═══ Exercise input

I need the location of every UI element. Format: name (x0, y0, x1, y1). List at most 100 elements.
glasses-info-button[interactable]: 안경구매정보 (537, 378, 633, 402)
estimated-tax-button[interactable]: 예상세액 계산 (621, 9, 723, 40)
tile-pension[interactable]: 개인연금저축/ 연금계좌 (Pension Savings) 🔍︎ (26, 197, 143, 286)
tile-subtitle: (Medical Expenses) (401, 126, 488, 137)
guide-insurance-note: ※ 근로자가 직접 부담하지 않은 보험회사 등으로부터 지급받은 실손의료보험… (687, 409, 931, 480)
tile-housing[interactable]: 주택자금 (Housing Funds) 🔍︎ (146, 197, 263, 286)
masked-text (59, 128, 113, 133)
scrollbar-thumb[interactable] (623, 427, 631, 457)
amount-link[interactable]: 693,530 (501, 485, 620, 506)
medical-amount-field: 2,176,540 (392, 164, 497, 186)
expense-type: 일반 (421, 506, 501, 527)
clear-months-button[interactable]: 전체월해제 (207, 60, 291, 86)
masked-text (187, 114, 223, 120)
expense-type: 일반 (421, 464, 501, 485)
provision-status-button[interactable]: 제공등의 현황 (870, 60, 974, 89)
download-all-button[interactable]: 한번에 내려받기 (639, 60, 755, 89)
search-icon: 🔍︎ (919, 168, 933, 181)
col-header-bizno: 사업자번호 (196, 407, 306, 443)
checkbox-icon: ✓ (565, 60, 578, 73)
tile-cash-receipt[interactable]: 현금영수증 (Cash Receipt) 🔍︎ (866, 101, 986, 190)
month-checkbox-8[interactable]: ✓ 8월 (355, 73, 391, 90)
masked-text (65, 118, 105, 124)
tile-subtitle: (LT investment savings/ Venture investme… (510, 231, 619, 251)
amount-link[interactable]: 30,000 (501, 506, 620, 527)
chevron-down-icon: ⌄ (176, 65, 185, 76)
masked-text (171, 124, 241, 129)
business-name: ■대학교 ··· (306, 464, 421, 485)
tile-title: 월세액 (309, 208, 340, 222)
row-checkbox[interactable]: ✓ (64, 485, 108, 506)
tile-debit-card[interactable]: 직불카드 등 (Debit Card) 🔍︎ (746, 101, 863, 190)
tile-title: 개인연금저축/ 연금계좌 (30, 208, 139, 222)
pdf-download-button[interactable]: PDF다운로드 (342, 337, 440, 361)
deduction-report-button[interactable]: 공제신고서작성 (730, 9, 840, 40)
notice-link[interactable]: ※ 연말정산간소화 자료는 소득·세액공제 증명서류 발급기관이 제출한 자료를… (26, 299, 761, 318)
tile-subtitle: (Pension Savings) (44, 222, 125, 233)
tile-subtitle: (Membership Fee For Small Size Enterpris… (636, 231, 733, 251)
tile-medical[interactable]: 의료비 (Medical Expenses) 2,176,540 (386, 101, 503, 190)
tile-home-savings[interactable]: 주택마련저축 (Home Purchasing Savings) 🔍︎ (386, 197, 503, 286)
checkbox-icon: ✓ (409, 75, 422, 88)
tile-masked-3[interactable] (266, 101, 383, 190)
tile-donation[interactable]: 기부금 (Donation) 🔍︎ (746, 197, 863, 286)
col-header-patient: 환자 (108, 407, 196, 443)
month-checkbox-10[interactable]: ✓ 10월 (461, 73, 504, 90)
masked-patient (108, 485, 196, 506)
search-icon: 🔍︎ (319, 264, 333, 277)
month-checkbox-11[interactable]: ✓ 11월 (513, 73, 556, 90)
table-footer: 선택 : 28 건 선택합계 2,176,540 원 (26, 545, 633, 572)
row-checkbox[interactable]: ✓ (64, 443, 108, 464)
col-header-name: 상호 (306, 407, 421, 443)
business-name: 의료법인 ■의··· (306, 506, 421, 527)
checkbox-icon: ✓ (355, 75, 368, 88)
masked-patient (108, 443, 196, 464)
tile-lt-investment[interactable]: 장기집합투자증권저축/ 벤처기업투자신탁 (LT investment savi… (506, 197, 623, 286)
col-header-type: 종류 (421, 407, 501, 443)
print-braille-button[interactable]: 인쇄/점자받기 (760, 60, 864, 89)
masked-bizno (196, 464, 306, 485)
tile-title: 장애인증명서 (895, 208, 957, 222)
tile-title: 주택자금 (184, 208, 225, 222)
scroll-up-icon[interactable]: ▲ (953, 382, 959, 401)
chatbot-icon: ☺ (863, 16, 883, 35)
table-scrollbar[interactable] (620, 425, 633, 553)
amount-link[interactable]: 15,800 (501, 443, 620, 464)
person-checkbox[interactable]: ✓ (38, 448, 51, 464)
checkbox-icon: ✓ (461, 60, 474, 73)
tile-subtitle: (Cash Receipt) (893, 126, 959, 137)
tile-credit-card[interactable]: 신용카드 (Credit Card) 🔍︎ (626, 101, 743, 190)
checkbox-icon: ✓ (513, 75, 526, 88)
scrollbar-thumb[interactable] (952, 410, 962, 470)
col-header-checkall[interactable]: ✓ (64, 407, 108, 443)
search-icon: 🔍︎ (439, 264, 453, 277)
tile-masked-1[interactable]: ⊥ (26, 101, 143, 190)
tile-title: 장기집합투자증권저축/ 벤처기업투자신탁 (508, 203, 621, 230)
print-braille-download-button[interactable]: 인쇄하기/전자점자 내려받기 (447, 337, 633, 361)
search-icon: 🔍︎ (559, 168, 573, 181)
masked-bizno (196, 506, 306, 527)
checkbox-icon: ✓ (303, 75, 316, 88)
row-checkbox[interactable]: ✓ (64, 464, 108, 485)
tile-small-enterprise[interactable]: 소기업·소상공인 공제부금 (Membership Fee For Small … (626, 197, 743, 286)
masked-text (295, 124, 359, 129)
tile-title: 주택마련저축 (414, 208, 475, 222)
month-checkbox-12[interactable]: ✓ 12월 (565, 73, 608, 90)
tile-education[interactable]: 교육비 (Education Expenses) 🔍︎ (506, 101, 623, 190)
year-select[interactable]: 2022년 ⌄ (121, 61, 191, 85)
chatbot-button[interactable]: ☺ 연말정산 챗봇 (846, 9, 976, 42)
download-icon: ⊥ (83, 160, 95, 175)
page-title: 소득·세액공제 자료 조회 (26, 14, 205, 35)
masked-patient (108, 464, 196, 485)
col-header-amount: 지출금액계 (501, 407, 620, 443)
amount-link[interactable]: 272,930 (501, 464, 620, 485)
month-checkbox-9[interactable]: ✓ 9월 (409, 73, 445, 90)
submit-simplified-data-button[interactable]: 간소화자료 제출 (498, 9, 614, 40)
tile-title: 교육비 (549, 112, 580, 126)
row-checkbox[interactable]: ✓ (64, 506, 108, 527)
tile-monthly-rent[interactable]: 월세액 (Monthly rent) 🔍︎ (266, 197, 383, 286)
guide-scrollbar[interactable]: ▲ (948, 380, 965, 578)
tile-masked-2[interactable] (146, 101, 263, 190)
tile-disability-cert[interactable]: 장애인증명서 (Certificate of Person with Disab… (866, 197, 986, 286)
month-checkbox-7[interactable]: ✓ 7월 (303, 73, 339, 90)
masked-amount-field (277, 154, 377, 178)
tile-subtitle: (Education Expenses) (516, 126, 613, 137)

══════

*Short exercise*
Please reproduce every one of the lines above word for word, keeping their order.

*The solution*
I need the location of every UI element. Format: name (x0, y0, x1, y1). List at most 100 elements.
glasses-info-button[interactable]: 안경구매정보 (537, 378, 633, 402)
estimated-tax-button[interactable]: 예상세액 계산 (621, 9, 723, 40)
tile-pension[interactable]: 개인연금저축/ 연금계좌 (Pension Savings) 🔍︎ (26, 197, 143, 286)
tile-subtitle: (Medical Expenses) (401, 126, 488, 137)
guide-insurance-note: ※ 근로자가 직접 부담하지 않은 보험회사 등으로부터 지급받은 실손의료보험… (687, 409, 931, 480)
tile-housing[interactable]: 주택자금 (Housing Funds) 🔍︎ (146, 197, 263, 286)
masked-text (59, 128, 113, 133)
scrollbar-thumb[interactable] (623, 427, 631, 457)
amount-link[interactable]: 693,530 (501, 485, 620, 506)
medical-amount-field: 2,176,540 (392, 164, 497, 186)
expense-type: 일반 (421, 506, 501, 527)
clear-months-button[interactable]: 전체월해제 (207, 60, 291, 86)
masked-text (187, 114, 223, 120)
expense-type: 일반 (421, 464, 501, 485)
provision-status-button[interactable]: 제공등의 현황 (870, 60, 974, 89)
download-all-button[interactable]: 한번에 내려받기 (639, 60, 755, 89)
search-icon: 🔍︎ (919, 168, 933, 181)
col-header-bizno: 사업자번호 (196, 407, 306, 443)
checkbox-icon: ✓ (565, 60, 578, 73)
tile-cash-receipt[interactable]: 현금영수증 (Cash Receipt) 🔍︎ (866, 101, 986, 190)
month-checkbox-8[interactable]: ✓ 8월 (355, 73, 391, 90)
masked-text (65, 118, 105, 124)
tile-subtitle: (LT investment savings/ Venture investme… (510, 231, 619, 251)
amount-link[interactable]: 30,000 (501, 506, 620, 527)
chevron-down-icon: ⌄ (176, 65, 185, 76)
masked-text (171, 124, 241, 129)
business-name: ■대학교 ··· (306, 464, 421, 485)
tile-title: 월세액 (309, 208, 340, 222)
row-checkbox[interactable]: ✓ (64, 485, 108, 506)
tile-debit-card[interactable]: 직불카드 등 (Debit Card) 🔍︎ (746, 101, 863, 190)
tile-title: 개인연금저축/ 연금계좌 (30, 208, 139, 222)
pdf-download-button[interactable]: PDF다운로드 (342, 337, 440, 361)
deduction-report-button[interactable]: 공제신고서작성 (730, 9, 840, 40)
notice-link[interactable]: ※ 연말정산간소화 자료는 소득·세액공제 증명서류 발급기관이 제출한 자료를… (26, 299, 761, 318)
tile-subtitle: (Pension Savings) (44, 222, 125, 233)
tile-subtitle: (Membership Fee For Small Size Enterpris… (636, 231, 733, 251)
tile-medical[interactable]: 의료비 (Medical Expenses) 2,176,540 (386, 101, 503, 190)
tile-home-savings[interactable]: 주택마련저축 (Home Purchasing Savings) 🔍︎ (386, 197, 503, 286)
checkbox-icon: ✓ (409, 75, 422, 88)
tile-masked-3[interactable] (266, 101, 383, 190)
tile-donation[interactable]: 기부금 (Donation) 🔍︎ (746, 197, 863, 286)
col-header-patient: 환자 (108, 407, 196, 443)
month-checkbox-10[interactable]: ✓ 10월 (461, 73, 504, 90)
masked-patient (108, 485, 196, 506)
search-icon: 🔍︎ (319, 264, 333, 277)
month-checkbox-11[interactable]: ✓ 11월 (513, 73, 556, 90)
table-footer: 선택 : 28 건 선택합계 2,176,540 원 (26, 545, 633, 572)
row-checkbox[interactable]: ✓ (64, 443, 108, 464)
col-header-name: 상호 (306, 407, 421, 443)
business-name: 의료법인 ■의··· (306, 506, 421, 527)
checkbox-icon: ✓ (355, 75, 368, 88)
masked-patient (108, 443, 196, 464)
tile-lt-investment[interactable]: 장기집합투자증권저축/ 벤처기업투자신탁 (LT investment savi… (506, 197, 623, 286)
col-header-type: 종류 (421, 407, 501, 443)
print-braille-button[interactable]: 인쇄/점자받기 (760, 60, 864, 89)
masked-bizno (196, 464, 306, 485)
tile-title: 장애인증명서 (895, 208, 957, 222)
tile-title: 주택자금 (184, 208, 225, 222)
scroll-up-icon[interactable]: ▲ (953, 382, 959, 401)
chatbot-icon: ☺ (863, 16, 883, 35)
table-scrollbar[interactable] (620, 425, 633, 553)
amount-link[interactable]: 15,800 (501, 443, 620, 464)
person-checkbox[interactable]: ✓ (38, 448, 51, 464)
checkbox-icon: ✓ (461, 60, 474, 73)
tile-subtitle: (Cash Receipt) (893, 126, 959, 137)
tile-credit-card[interactable]: 신용카드 (Credit Card) 🔍︎ (626, 101, 743, 190)
checkbox-icon: ✓ (513, 75, 526, 88)
scrollbar-thumb[interactable] (952, 410, 962, 470)
col-header-checkall[interactable]: ✓ (64, 407, 108, 443)
search-icon: 🔍︎ (439, 264, 453, 277)
tile-masked-1[interactable]: ⊥ (26, 101, 143, 190)
tile-title: 장기집합투자증권저축/ 벤처기업투자신탁 (508, 203, 621, 230)
print-braille-download-button[interactable]: 인쇄하기/전자점자 내려받기 (447, 337, 633, 361)
search-icon: 🔍︎ (559, 168, 573, 181)
masked-bizno (196, 506, 306, 527)
checkbox-icon: ✓ (303, 75, 316, 88)
row-checkbox[interactable]: ✓ (64, 464, 108, 485)
tile-small-enterprise[interactable]: 소기업·소상공인 공제부금 (Membership Fee For Small … (626, 197, 743, 286)
masked-text (295, 124, 359, 129)
tile-title: 주택마련저축 (414, 208, 475, 222)
month-checkbox-12[interactable]: ✓ 12월 (565, 73, 608, 90)
tile-education[interactable]: 교육비 (Education Expenses) 🔍︎ (506, 101, 623, 190)
year-select[interactable]: 2022년 ⌄ (121, 61, 191, 85)
chatbot-button[interactable]: ☺ 연말정산 챗봇 (846, 9, 976, 42)
download-icon: ⊥ (83, 160, 95, 175)
page-title: 소득·세액공제 자료 조회 (26, 14, 205, 35)
masked-patient (108, 464, 196, 485)
col-header-amount: 지출금액계 (501, 407, 620, 443)
amount-link[interactable]: 272,930 (501, 464, 620, 485)
month-checkbox-9[interactable]: ✓ 9월 (409, 73, 445, 90)
submit-simplified-data-button[interactable]: 간소화자료 제출 (498, 9, 614, 40)
tile-title: 교육비 (549, 112, 580, 126)
row-checkbox[interactable]: ✓ (64, 506, 108, 527)
tile-monthly-rent[interactable]: 월세액 (Monthly rent) 🔍︎ (266, 197, 383, 286)
guide-scrollbar[interactable]: ▲ (948, 380, 965, 578)
tile-masked-2[interactable] (146, 101, 263, 190)
tile-disability-cert[interactable]: 장애인증명서 (Certificate of Person with Disab… (866, 197, 986, 286)
month-checkbox-7[interactable]: ✓ 7월 (303, 73, 339, 90)
masked-amount-field (277, 154, 377, 178)
tile-subtitle: (Education Expenses) (516, 126, 613, 137)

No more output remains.